### SHORT EXERCISE
Repeat each record exactly. Any picture gets left out.

### DATA TO USE
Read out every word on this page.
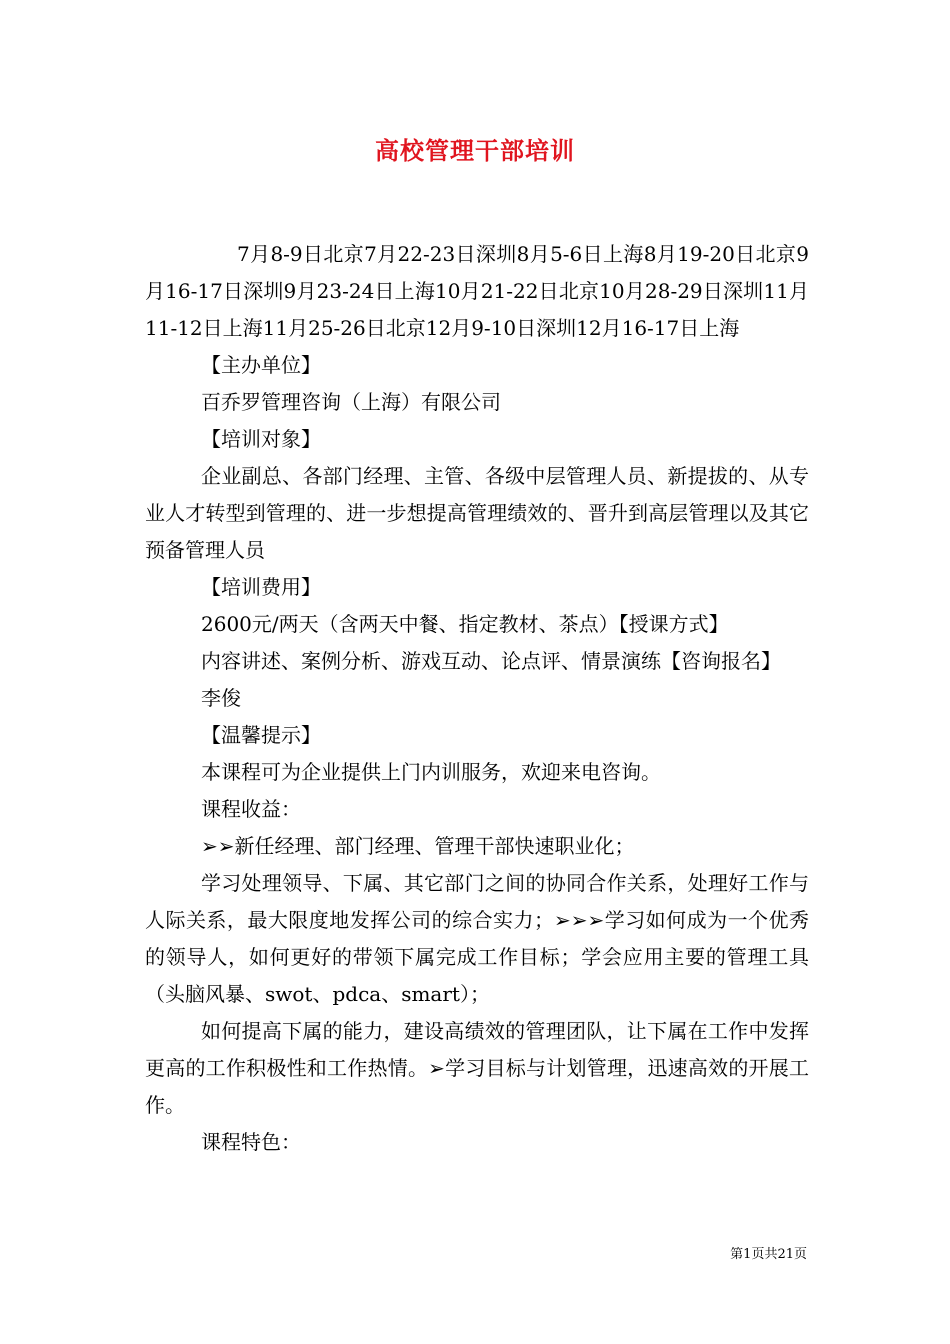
高校管理干部培训

7月8-9日北京7月22-23日深圳8月5-6日上海8月19-20日北京9月16-17日深圳9月23-24日上海10月21-22日北京10月28-29日深圳11月11-12日上海11月25-26日北京12月9-10日深圳12月16-17日上海

【主办单位】

百乔罗管理咨询（上海）有限公司

【培训对象】

企业副总、各部门经理、主管、各级中层管理人员、新提拔的、从专业人才转型到管理的、进一步想提高管理绩效的、晋升到高层管理以及其它预备管理人员

【培训费用】

2600元/两天（含两天中餐、指定教材、茶点）【授课方式】

内容讲述、案例分析、游戏互动、论点评、情景演练【咨询报名】

李俊

【温馨提示】

本课程可为企业提供上门内训服务，欢迎来电咨询。

课程收益：

➢➢新任经理、部门经理、管理干部快速职业化；

学习处理领导、下属、其它部门之间的协同合作关系，处理好工作与人际关系，最大限度地发挥公司的综合实力；➢➢➢学习如何成为一个优秀的领导人，如何更好的带领下属完成工作目标；学会应用主要的管理工具（头脑风暴、swot、pdca、smart）；

如何提高下属的能力，建设高绩效的管理团队，让下属在工作中发挥更高的工作积极性和工作热情。➢学习目标与计划管理，迅速高效的开展工作。

课程特色：

第1页共21页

### ANSWER IN FULL
Read out every word on this page.
高校管理干部培训

7月8-9日北京7月22-23日深圳8月5-6日上海8月19-20日北京9月16-17日深圳9月23-24日上海10月21-22日北京10月28-29日深圳11月11-12日上海11月25-26日北京12月9-10日深圳12月16-17日上海

【主办单位】

百乔罗管理咨询（上海）有限公司

【培训对象】

企业副总、各部门经理、主管、各级中层管理人员、新提拔的、从专业人才转型到管理的、进一步想提高管理绩效的、晋升到高层管理以及其它预备管理人员

【培训费用】

2600元/两天（含两天中餐、指定教材、茶点）【授课方式】

内容讲述、案例分析、游戏互动、论点评、情景演练【咨询报名】

李俊

【温馨提示】

本课程可为企业提供上门内训服务，欢迎来电咨询。

课程收益：

➢➢新任经理、部门经理、管理干部快速职业化；

学习处理领导、下属、其它部门之间的协同合作关系，处理好工作与人际关系，最大限度地发挥公司的综合实力；➢➢➢学习如何成为一个优秀的领导人，如何更好的带领下属完成工作目标；学会应用主要的管理工具（头脑风暴、swot、pdca、smart）；

如何提高下属的能力，建设高绩效的管理团队，让下属在工作中发挥更高的工作积极性和工作热情。➢学习目标与计划管理，迅速高效的开展工作。

课程特色：

第1页共21页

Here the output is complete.